▸ **Chart and figure data**
┄┄┄┄┄┄┄┄┄┄┄┄┄┄┄┄┄┄┄┄
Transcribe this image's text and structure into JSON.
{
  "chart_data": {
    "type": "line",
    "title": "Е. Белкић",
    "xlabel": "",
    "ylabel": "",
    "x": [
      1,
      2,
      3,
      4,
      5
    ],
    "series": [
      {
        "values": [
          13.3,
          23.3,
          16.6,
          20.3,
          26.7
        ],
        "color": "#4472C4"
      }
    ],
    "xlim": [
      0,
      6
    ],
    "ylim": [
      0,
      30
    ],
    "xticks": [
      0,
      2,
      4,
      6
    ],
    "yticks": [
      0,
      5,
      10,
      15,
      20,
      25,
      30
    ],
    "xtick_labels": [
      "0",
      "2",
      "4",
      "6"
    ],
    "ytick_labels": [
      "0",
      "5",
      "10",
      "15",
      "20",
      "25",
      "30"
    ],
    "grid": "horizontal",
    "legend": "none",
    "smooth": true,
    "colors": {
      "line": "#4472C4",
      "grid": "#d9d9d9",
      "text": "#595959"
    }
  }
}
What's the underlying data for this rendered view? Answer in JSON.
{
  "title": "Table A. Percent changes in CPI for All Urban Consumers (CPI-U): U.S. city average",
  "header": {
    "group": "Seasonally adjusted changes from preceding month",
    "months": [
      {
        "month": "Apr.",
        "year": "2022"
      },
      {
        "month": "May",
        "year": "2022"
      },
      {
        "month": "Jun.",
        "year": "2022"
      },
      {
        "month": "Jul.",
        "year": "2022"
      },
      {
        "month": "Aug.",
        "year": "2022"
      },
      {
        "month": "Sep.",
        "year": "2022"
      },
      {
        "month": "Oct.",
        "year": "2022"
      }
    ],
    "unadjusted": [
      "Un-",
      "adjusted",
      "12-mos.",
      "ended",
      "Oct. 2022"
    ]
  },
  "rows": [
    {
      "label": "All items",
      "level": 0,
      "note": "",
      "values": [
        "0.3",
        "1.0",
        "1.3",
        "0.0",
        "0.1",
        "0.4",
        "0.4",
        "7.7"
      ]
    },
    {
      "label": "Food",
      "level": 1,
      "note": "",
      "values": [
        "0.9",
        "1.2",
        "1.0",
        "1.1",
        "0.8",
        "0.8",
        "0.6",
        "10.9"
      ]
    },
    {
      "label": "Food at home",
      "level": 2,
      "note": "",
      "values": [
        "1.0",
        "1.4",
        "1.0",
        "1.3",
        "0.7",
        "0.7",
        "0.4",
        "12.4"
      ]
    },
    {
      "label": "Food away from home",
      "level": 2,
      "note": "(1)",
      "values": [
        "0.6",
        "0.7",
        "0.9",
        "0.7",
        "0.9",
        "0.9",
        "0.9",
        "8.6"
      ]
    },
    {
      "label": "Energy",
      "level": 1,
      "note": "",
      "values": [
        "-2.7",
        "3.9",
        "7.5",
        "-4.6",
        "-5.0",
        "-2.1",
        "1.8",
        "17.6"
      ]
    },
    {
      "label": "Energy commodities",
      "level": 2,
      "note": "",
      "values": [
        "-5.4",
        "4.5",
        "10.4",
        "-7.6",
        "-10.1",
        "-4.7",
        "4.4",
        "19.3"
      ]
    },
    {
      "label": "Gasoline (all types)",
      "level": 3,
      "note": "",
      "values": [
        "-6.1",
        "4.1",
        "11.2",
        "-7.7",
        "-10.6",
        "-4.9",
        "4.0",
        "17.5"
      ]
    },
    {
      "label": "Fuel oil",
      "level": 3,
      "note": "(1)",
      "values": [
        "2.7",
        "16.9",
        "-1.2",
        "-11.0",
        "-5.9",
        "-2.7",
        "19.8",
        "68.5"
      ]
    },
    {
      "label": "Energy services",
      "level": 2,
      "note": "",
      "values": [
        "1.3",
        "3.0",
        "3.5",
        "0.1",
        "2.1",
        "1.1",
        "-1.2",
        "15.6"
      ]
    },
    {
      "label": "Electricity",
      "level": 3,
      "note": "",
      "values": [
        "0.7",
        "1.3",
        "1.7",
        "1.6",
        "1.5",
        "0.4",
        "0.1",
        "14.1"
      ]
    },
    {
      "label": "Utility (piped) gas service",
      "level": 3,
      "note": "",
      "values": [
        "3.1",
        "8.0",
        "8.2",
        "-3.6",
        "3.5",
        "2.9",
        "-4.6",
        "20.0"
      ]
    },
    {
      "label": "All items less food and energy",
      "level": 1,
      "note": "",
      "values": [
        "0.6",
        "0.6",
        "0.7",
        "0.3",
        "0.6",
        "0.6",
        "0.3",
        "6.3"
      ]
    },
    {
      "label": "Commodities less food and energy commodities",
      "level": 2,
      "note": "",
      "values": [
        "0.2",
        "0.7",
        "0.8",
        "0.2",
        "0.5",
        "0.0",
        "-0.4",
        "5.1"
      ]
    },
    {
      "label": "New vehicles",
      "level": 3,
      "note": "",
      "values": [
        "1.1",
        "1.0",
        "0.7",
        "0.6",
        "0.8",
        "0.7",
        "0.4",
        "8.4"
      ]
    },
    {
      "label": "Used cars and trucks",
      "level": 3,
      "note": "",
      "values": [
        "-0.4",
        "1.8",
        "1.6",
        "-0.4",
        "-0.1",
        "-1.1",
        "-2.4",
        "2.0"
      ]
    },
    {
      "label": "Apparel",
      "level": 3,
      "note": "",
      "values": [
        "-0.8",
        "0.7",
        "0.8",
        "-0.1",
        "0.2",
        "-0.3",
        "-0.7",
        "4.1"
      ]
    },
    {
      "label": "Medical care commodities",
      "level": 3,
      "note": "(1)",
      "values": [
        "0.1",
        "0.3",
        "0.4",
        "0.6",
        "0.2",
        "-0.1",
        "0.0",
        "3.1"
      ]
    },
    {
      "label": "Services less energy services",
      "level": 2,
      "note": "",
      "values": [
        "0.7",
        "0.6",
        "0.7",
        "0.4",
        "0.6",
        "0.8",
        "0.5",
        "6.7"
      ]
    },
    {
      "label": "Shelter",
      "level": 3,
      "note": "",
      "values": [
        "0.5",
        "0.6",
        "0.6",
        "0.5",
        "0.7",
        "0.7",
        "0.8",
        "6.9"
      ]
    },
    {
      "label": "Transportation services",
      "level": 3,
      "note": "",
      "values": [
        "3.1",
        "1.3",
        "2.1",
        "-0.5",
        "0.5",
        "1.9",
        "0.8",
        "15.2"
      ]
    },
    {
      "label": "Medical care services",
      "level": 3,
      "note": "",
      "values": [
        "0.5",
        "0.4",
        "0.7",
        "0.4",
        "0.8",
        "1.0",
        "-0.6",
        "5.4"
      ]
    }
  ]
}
┄┄┄┄┄┄┄┄┄┄┄┄┄┄┄┄┄┄┄┄
▸ **TASK DIRECTIONS**
Repeat the listing above without any change.

▸ **RIGHT ANSWER**
Transcribe this image's text and structure into JSON.
{
  "chart_data": {
    "type": "line",
    "title": "Е. Белкић",
    "xlabel": "",
    "ylabel": "",
    "x": [
      1,
      2,
      3,
      4,
      5
    ],
    "series": [
      {
        "values": [
          13.3,
          23.3,
          16.6,
          20.3,
          26.7
        ],
        "color": "#4472C4"
      }
    ],
    "xlim": [
      0,
      6
    ],
    "ylim": [
      0,
      30
    ],
    "xticks": [
      0,
      2,
      4,
      6
    ],
    "yticks": [
      0,
      5,
      10,
      15,
      20,
      25,
      30
    ],
    "xtick_labels": [
      "0",
      "2",
      "4",
      "6"
    ],
    "ytick_labels": [
      "0",
      "5",
      "10",
      "15",
      "20",
      "25",
      "30"
    ],
    "grid": "horizontal",
    "legend": "none",
    "smooth": true,
    "colors": {
      "line": "#4472C4",
      "grid": "#d9d9d9",
      "text": "#595959"
    }
  }
}
What's the underlying data for this rendered view? Answer in JSON.
{
  "title": "Table A. Percent changes in CPI for All Urban Consumers (CPI-U): U.S. city average",
  "header": {
    "group": "Seasonally adjusted changes from preceding month",
    "months": [
      {
        "month": "Apr.",
        "year": "2022"
      },
      {
        "month": "May",
        "year": "2022"
      },
      {
        "month": "Jun.",
        "year": "2022"
      },
      {
        "month": "Jul.",
        "year": "2022"
      },
      {
        "month": "Aug.",
        "year": "2022"
      },
      {
        "month": "Sep.",
        "year": "2022"
      },
      {
        "month": "Oct.",
        "year": "2022"
      }
    ],
    "unadjusted": [
      "Un-",
      "adjusted",
      "12-mos.",
      "ended",
      "Oct. 2022"
    ]
  },
  "rows": [
    {
      "label": "All items",
      "level": 0,
      "note": "",
      "values": [
        "0.3",
        "1.0",
        "1.3",
        "0.0",
        "0.1",
        "0.4",
        "0.4",
        "7.7"
      ]
    },
    {
      "label": "Food",
      "level": 1,
      "note": "",
      "values": [
        "0.9",
        "1.2",
        "1.0",
        "1.1",
        "0.8",
        "0.8",
        "0.6",
        "10.9"
      ]
    },
    {
      "label": "Food at home",
      "level": 2,
      "note": "",
      "values": [
        "1.0",
        "1.4",
        "1.0",
        "1.3",
        "0.7",
        "0.7",
        "0.4",
        "12.4"
      ]
    },
    {
      "label": "Food away from home",
      "level": 2,
      "note": "(1)",
      "values": [
        "0.6",
        "0.7",
        "0.9",
        "0.7",
        "0.9",
        "0.9",
        "0.9",
        "8.6"
      ]
    },
    {
      "label": "Energy",
      "level": 1,
      "note": "",
      "values": [
        "-2.7",
        "3.9",
        "7.5",
        "-4.6",
        "-5.0",
        "-2.1",
        "1.8",
        "17.6"
      ]
    },
    {
      "label": "Energy commodities",
      "level": 2,
      "note": "",
      "values": [
        "-5.4",
        "4.5",
        "10.4",
        "-7.6",
        "-10.1",
        "-4.7",
        "4.4",
        "19.3"
      ]
    },
    {
      "label": "Gasoline (all types)",
      "level": 3,
      "note": "",
      "values": [
        "-6.1",
        "4.1",
        "11.2",
        "-7.7",
        "-10.6",
        "-4.9",
        "4.0",
        "17.5"
      ]
    },
    {
      "label": "Fuel oil",
      "level": 3,
      "note": "(1)",
      "values": [
        "2.7",
        "16.9",
        "-1.2",
        "-11.0",
        "-5.9",
        "-2.7",
        "19.8",
        "68.5"
      ]
    },
    {
      "label": "Energy services",
      "level": 2,
      "note": "",
      "values": [
        "1.3",
        "3.0",
        "3.5",
        "0.1",
        "2.1",
        "1.1",
        "-1.2",
        "15.6"
      ]
    },
    {
      "label": "Electricity",
      "level": 3,
      "note": "",
      "values": [
        "0.7",
        "1.3",
        "1.7",
        "1.6",
        "1.5",
        "0.4",
        "0.1",
        "14.1"
      ]
    },
    {
      "label": "Utility (piped) gas service",
      "level": 3,
      "note": "",
      "values": [
        "3.1",
        "8.0",
        "8.2",
        "-3.6",
        "3.5",
        "2.9",
        "-4.6",
        "20.0"
      ]
    },
    {
      "label": "All items less food and energy",
      "level": 1,
      "note": "",
      "values": [
        "0.6",
        "0.6",
        "0.7",
        "0.3",
        "0.6",
        "0.6",
        "0.3",
        "6.3"
      ]
    },
    {
      "label": "Commodities less food and energy commodities",
      "level": 2,
      "note": "",
      "values": [
        "0.2",
        "0.7",
        "0.8",
        "0.2",
        "0.5",
        "0.0",
        "-0.4",
        "5.1"
      ]
    },
    {
      "label": "New vehicles",
      "level": 3,
      "note": "",
      "values": [
        "1.1",
        "1.0",
        "0.7",
        "0.6",
        "0.8",
        "0.7",
        "0.4",
        "8.4"
      ]
    },
    {
      "label": "Used cars and trucks",
      "level": 3,
      "note": "",
      "values": [
        "-0.4",
        "1.8",
        "1.6",
        "-0.4",
        "-0.1",
        "-1.1",
        "-2.4",
        "2.0"
      ]
    },
    {
      "label": "Apparel",
      "level": 3,
      "note": "",
      "values": [
        "-0.8",
        "0.7",
        "0.8",
        "-0.1",
        "0.2",
        "-0.3",
        "-0.7",
        "4.1"
      ]
    },
    {
      "label": "Medical care commodities",
      "level": 3,
      "note": "(1)",
      "values": [
        "0.1",
        "0.3",
        "0.4",
        "0.6",
        "0.2",
        "-0.1",
        "0.0",
        "3.1"
      ]
    },
    {
      "label": "Services less energy services",
      "level": 2,
      "note": "",
      "values": [
        "0.7",
        "0.6",
        "0.7",
        "0.4",
        "0.6",
        "0.8",
        "0.5",
        "6.7"
      ]
    },
    {
      "label": "Shelter",
      "level": 3,
      "note": "",
      "values": [
        "0.5",
        "0.6",
        "0.6",
        "0.5",
        "0.7",
        "0.7",
        "0.8",
        "6.9"
      ]
    },
    {
      "label": "Transportation services",
      "level": 3,
      "note": "",
      "values": [
        "3.1",
        "1.3",
        "2.1",
        "-0.5",
        "0.5",
        "1.9",
        "0.8",
        "15.2"
      ]
    },
    {
      "label": "Medical care services",
      "level": 3,
      "note": "",
      "values": [
        "0.5",
        "0.4",
        "0.7",
        "0.4",
        "0.8",
        "1.0",
        "-0.6",
        "5.4"
      ]
    }
  ]
}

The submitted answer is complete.